PROBLEM DESCRIPTION:
Pictures stay out of your copy, but everything else in the records below must be repeated exactly.

SUPPLIED DATA:
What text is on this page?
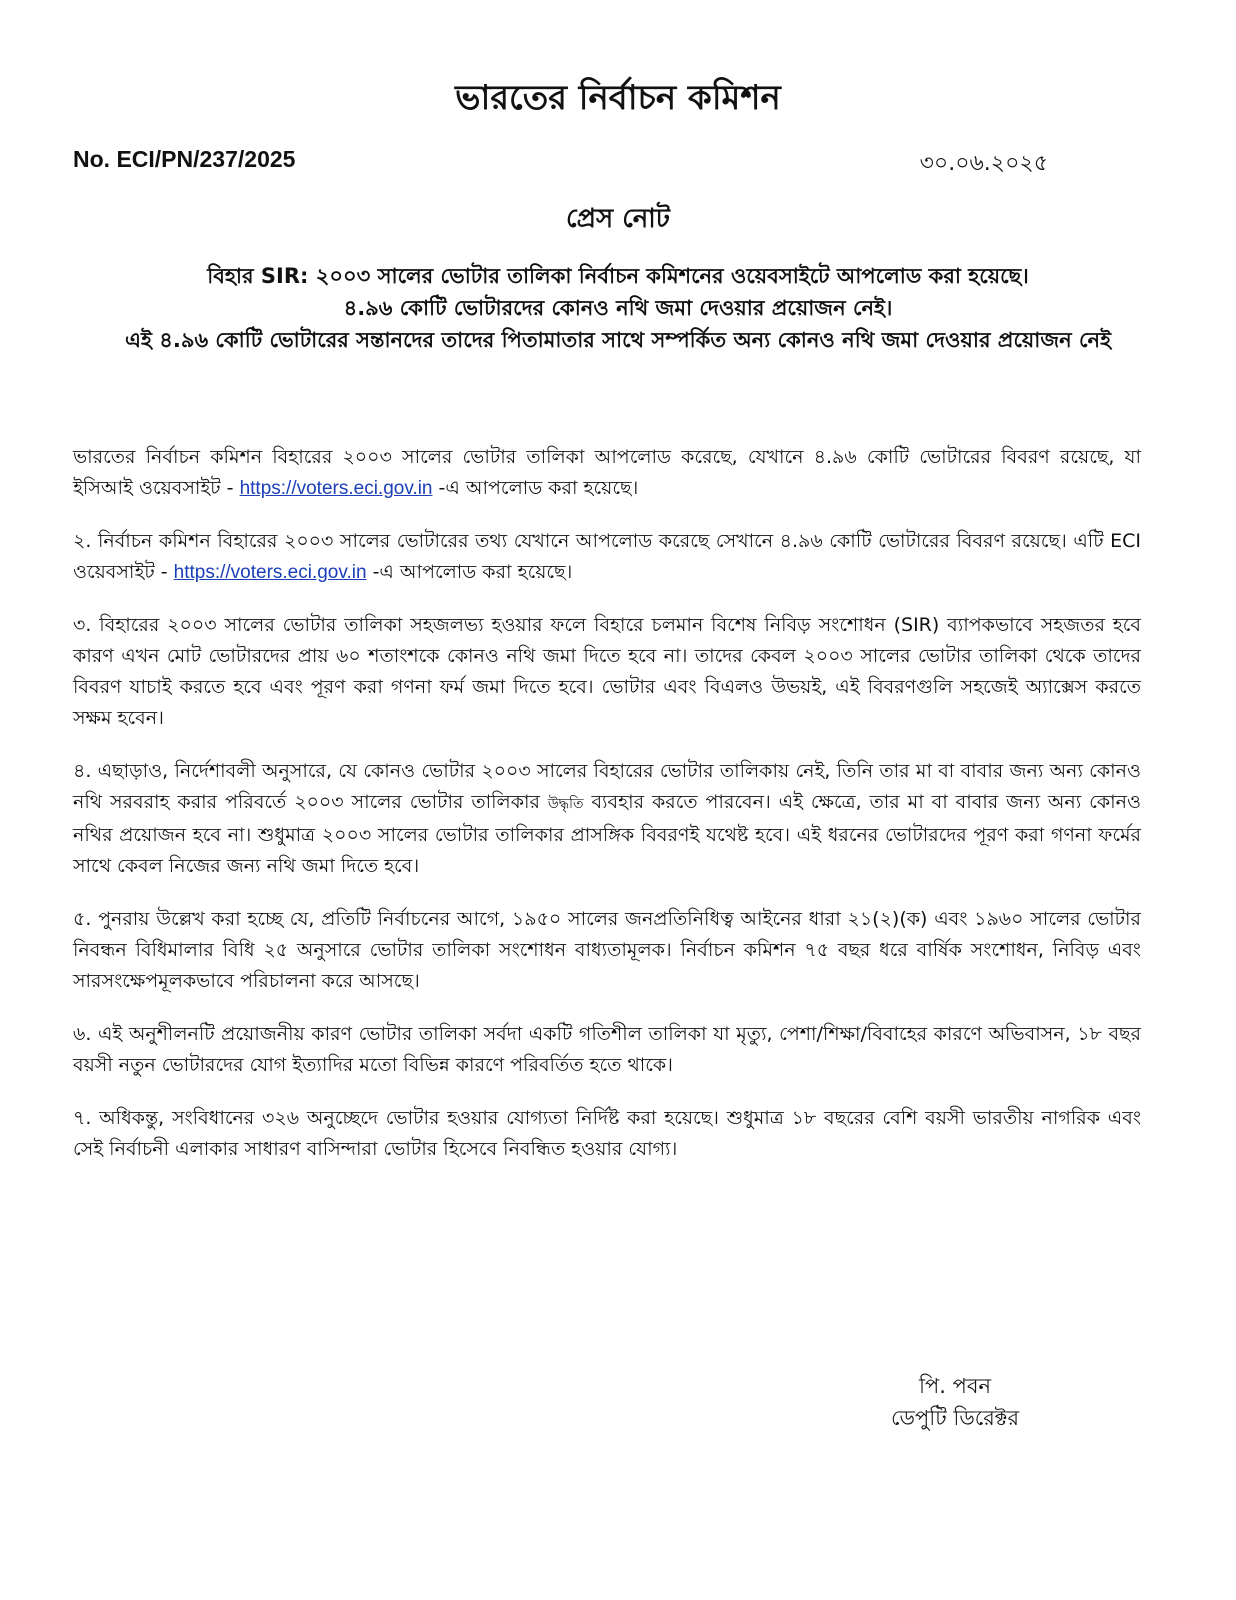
ভারতের নির্বাচন কমিশন
No. ECI/PN/237/2025	৩০.০৬.২০২৫
প্রেস নোট
বিহার SIR: ২০০৩ সালের ভোটার তালিকা নির্বাচন কমিশনের ওয়েবসাইটে আপলোড করা হয়েছে।
৪.৯৬ কোটি ভোটারদের কোনও নথি জমা দেওয়ার প্রয়োজন নেই।
এই ৪.৯৬ কোটি ভোটারের সন্তানদের তাদের পিতামাতার সাথে সম্পর্কিত অন্য কোনও নথি জমা দেওয়ার প্রয়োজন নেই

ভারতের নির্বাচন কমিশন বিহারের ২০০৩ সালের ভোটার তালিকা আপলোড করেছে, যেখানে ৪.৯৬ কোটি ভোটারের বিবরণ রয়েছে, যা ইসিআই ওয়েবসাইট - https://voters.eci.gov.in -এ আপলোড করা হয়েছে।

২. নির্বাচন কমিশন বিহারের ২০০৩ সালের ভোটারের তথ্য যেখানে আপলোড করেছে সেখানে ৪.৯৬ কোটি ভোটারের বিবরণ রয়েছে। এটি ECI ওয়েবসাইট - https://voters.eci.gov.in -এ আপলোড করা হয়েছে।

৩. বিহারের ২০০৩ সালের ভোটার তালিকা সহজলভ্য হওয়ার ফলে বিহারে চলমান বিশেষ নিবিড় সংশোধন (SIR) ব্যাপকভাবে সহজতর হবে কারণ এখন মোট ভোটারদের প্রায় ৬০ শতাংশকে কোনও নথি জমা দিতে হবে না। তাদের কেবল ২০০৩ সালের ভোটার তালিকা থেকে তাদের বিবরণ যাচাই করতে হবে এবং পূরণ করা গণনা ফর্ম জমা দিতে হবে। ভোটার এবং বিএলও উভয়ই, এই বিবরণগুলি সহজেই অ্যাক্সেস করতে সক্ষম হবেন।

৪. এছাড়াও, নির্দেশাবলী অনুসারে, যে কোনও ভোটার ২০০৩ সালের বিহারের ভোটার তালিকায় নেই, তিনি তার মা বা বাবার জন্য অন্য কোনও নথি সরবরাহ করার পরিবর্তে ২০০৩ সালের ভোটার তালিকার উদ্ধৃতি ব্যবহার করতে পারবেন। এই ক্ষেত্রে, তার মা বা বাবার জন্য অন্য কোনও নথির প্রয়োজন হবে না। শুধুমাত্র ২০০৩ সালের ভোটার তালিকার প্রাসঙ্গিক বিবরণই যথেষ্ট হবে। এই ধরনের ভোটারদের পূরণ করা গণনা ফর্মের সাথে কেবল নিজের জন্য নথি জমা দিতে হবে।

৫. পুনরায় উল্লেখ করা হচ্ছে যে, প্রতিটি নির্বাচনের আগে, ১৯৫০ সালের জনপ্রতিনিধিত্ব আইনের ধারা ২১(২)(ক) এবং ১৯৬০ সালের ভোটার নিবন্ধন বিধিমালার বিধি ২৫ অনুসারে ভোটার তালিকা সংশোধন বাধ্যতামূলক। নির্বাচন কমিশন ৭৫ বছর ধরে বার্ষিক সংশোধন, নিবিড় এবং সারসংক্ষেপমূলকভাবে পরিচালনা করে আসছে।

৬. এই অনুশীলনটি প্রয়োজনীয় কারণ ভোটার তালিকা সর্বদা একটি গতিশীল তালিকা যা মৃত্যু, পেশা/শিক্ষা/বিবাহের কারণে অভিবাসন, ১৮ বছর বয়সী নতুন ভোটারদের যোগ ইত্যাদির মতো বিভিন্ন কারণে পরিবর্তিত হতে থাকে।

৭. অধিকন্তু, সংবিধানের ৩২৬ অনুচ্ছেদে ভোটার হওয়ার যোগ্যতা নির্দিষ্ট করা হয়েছে। শুধুমাত্র ১৮ বছরের বেশি বয়সী ভারতীয় নাগরিক এবং সেই নির্বাচনী এলাকার সাধারণ বাসিন্দারা ভোটার হিসেবে নিবন্ধিত হওয়ার যোগ্য।

পি. পবন
ডেপুটি ডিরেক্টর
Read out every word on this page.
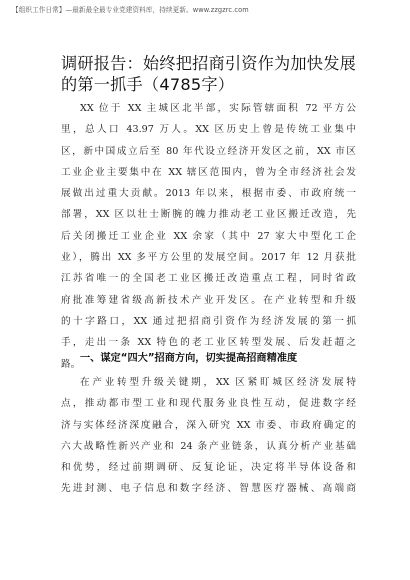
【组织工作日常】—最新最全最专业党建资料库，持续更新。www.zzgzrc.com
调研报告：始终把招商引资作为加快发展
的第一抓手（4785字）
XX 位于 XX 主城区北半部，实际管辖面积 72 平方公
里，总人口 43.97 万人。XX 区历史上曾是传统工业集中
区，新中国成立后至 80 年代设立经济开发区之前，XX 市区
工业企业主要集中在 XX 辖区范围内，曾为全市经济社会发
展做出过重大贡献。2013 年以来，根据市委、市政府统一
部署，XX 区以壮士断腕的魄力推动老工业区搬迁改造，先
后关闭搬迁工业企业 XX 余家（其中 27 家大中型化工企
业），腾出 XX 多平方公里的发展空间。2017 年 12 月获批
江苏省唯一的全国老工业区搬迁改造重点工程，同时省政
府批准筹建省级高新技术产业开发区。在产业转型和升级
的十字路口，XX 通过把招商引资作为经济发展的第一抓
手，走出一条 XX 特色的老工业区转型发展、后发赶超之
路。
一、谋定“四大”招商方向，切实提高招商精准度
在产业转型升级关键期，XX 区紧盯城区经济发展特
点，推动都市型工业和现代服务业良性互动，促进数字经
济与实体经济深度融合，深入研究 XX 市委、市政府确定的
六大战略性新兴产业和 24 条产业链条，认真分析产业基础
和优势，经过前期调研、反复论证，决定将半导体设备和
先进封测、电子信息和数字经济、智慧医疗器械、高端商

RESULT OF THE EXERCISE:
What text is on this page?
ভারতের নির্বাচন কমিশন
No. ECI/PN/237/2025	৩০.০৬.২০২৫
প্রেস নোট
বিহার SIR: ২০০৩ সালের ভোটার তালিকা নির্বাচন কমিশনের ওয়েবসাইটে আপলোড করা হয়েছে।
৪.৯৬ কোটি ভোটারদের কোনও নথি জমা দেওয়ার প্রয়োজন নেই।
এই ৪.৯৬ কোটি ভোটারের সন্তানদের তাদের পিতামাতার সাথে সম্পর্কিত অন্য কোনও নথি জমা দেওয়ার প্রয়োজন নেই

ভারতের নির্বাচন কমিশন বিহারের ২০০৩ সালের ভোটার তালিকা আপলোড করেছে, যেখানে ৪.৯৬ কোটি ভোটারের বিবরণ রয়েছে, যা ইসিআই ওয়েবসাইট - https://voters.eci.gov.in -এ আপলোড করা হয়েছে।

২. নির্বাচন কমিশন বিহারের ২০০৩ সালের ভোটারের তথ্য যেখানে আপলোড করেছে সেখানে ৪.৯৬ কোটি ভোটারের বিবরণ রয়েছে। এটি ECI ওয়েবসাইট - https://voters.eci.gov.in -এ আপলোড করা হয়েছে।

৩. বিহারের ২০০৩ সালের ভোটার তালিকা সহজলভ্য হওয়ার ফলে বিহারে চলমান বিশেষ নিবিড় সংশোধন (SIR) ব্যাপকভাবে সহজতর হবে কারণ এখন মোট ভোটারদের প্রায় ৬০ শতাংশকে কোনও নথি জমা দিতে হবে না। তাদের কেবল ২০০৩ সালের ভোটার তালিকা থেকে তাদের বিবরণ যাচাই করতে হবে এবং পূরণ করা গণনা ফর্ম জমা দিতে হবে। ভোটার এবং বিএলও উভয়ই, এই বিবরণগুলি সহজেই অ্যাক্সেস করতে সক্ষম হবেন।

৪. এছাড়াও, নির্দেশাবলী অনুসারে, যে কোনও ভোটার ২০০৩ সালের বিহারের ভোটার তালিকায় নেই, তিনি তার মা বা বাবার জন্য অন্য কোনও নথি সরবরাহ করার পরিবর্তে ২০০৩ সালের ভোটার তালিকার উদ্ধৃতি ব্যবহার করতে পারবেন। এই ক্ষেত্রে, তার মা বা বাবার জন্য অন্য কোনও নথির প্রয়োজন হবে না। শুধুমাত্র ২০০৩ সালের ভোটার তালিকার প্রাসঙ্গিক বিবরণই যথেষ্ট হবে। এই ধরনের ভোটারদের পূরণ করা গণনা ফর্মের সাথে কেবল নিজের জন্য নথি জমা দিতে হবে।

৫. পুনরায় উল্লেখ করা হচ্ছে যে, প্রতিটি নির্বাচনের আগে, ১৯৫০ সালের জনপ্রতিনিধিত্ব আইনের ধারা ২১(২)(ক) এবং ১৯৬০ সালের ভোটার নিবন্ধন বিধিমালার বিধি ২৫ অনুসারে ভোটার তালিকা সংশোধন বাধ্যতামূলক। নির্বাচন কমিশন ৭৫ বছর ধরে বার্ষিক সংশোধন, নিবিড় এবং সারসংক্ষেপমূলকভাবে পরিচালনা করে আসছে।

৬. এই অনুশীলনটি প্রয়োজনীয় কারণ ভোটার তালিকা সর্বদা একটি গতিশীল তালিকা যা মৃত্যু, পেশা/শিক্ষা/বিবাহের কারণে অভিবাসন, ১৮ বছর বয়সী নতুন ভোটারদের যোগ ইত্যাদির মতো বিভিন্ন কারণে পরিবর্তিত হতে থাকে।

৭. অধিকন্তু, সংবিধানের ৩২৬ অনুচ্ছেদে ভোটার হওয়ার যোগ্যতা নির্দিষ্ট করা হয়েছে। শুধুমাত্র ১৮ বছরের বেশি বয়সী ভারতীয় নাগরিক এবং সেই নির্বাচনী এলাকার সাধারণ বাসিন্দারা ভোটার হিসেবে নিবন্ধিত হওয়ার যোগ্য।

পি. পবন
ডেপুটি ডিরেক্টর
Read out every word on this page.
【组织工作日常】—最新最全最专业党建资料库，持续更新。www.zzgzrc.com
调研报告：始终把招商引资作为加快发展
的第一抓手（4785字）
XX 位于 XX 主城区北半部，实际管辖面积 72 平方公
里，总人口 43.97 万人。XX 区历史上曾是传统工业集中
区，新中国成立后至 80 年代设立经济开发区之前，XX 市区
工业企业主要集中在 XX 辖区范围内，曾为全市经济社会发
展做出过重大贡献。2013 年以来，根据市委、市政府统一
部署，XX 区以壮士断腕的魄力推动老工业区搬迁改造，先
后关闭搬迁工业企业 XX 余家（其中 27 家大中型化工企
业），腾出 XX 多平方公里的发展空间。2017 年 12 月获批
江苏省唯一的全国老工业区搬迁改造重点工程，同时省政
府批准筹建省级高新技术产业开发区。在产业转型和升级
的十字路口，XX 通过把招商引资作为经济发展的第一抓
手，走出一条 XX 特色的老工业区转型发展、后发赶超之
路。
一、谋定“四大”招商方向，切实提高招商精准度
在产业转型升级关键期，XX 区紧盯城区经济发展特
点，推动都市型工业和现代服务业良性互动，促进数字经
济与实体经济深度融合，深入研究 XX 市委、市政府确定的
六大战略性新兴产业和 24 条产业链条，认真分析产业基础
和优势，经过前期调研、反复论证，决定将半导体设备和
先进封测、电子信息和数字经济、智慧医疗器械、高端商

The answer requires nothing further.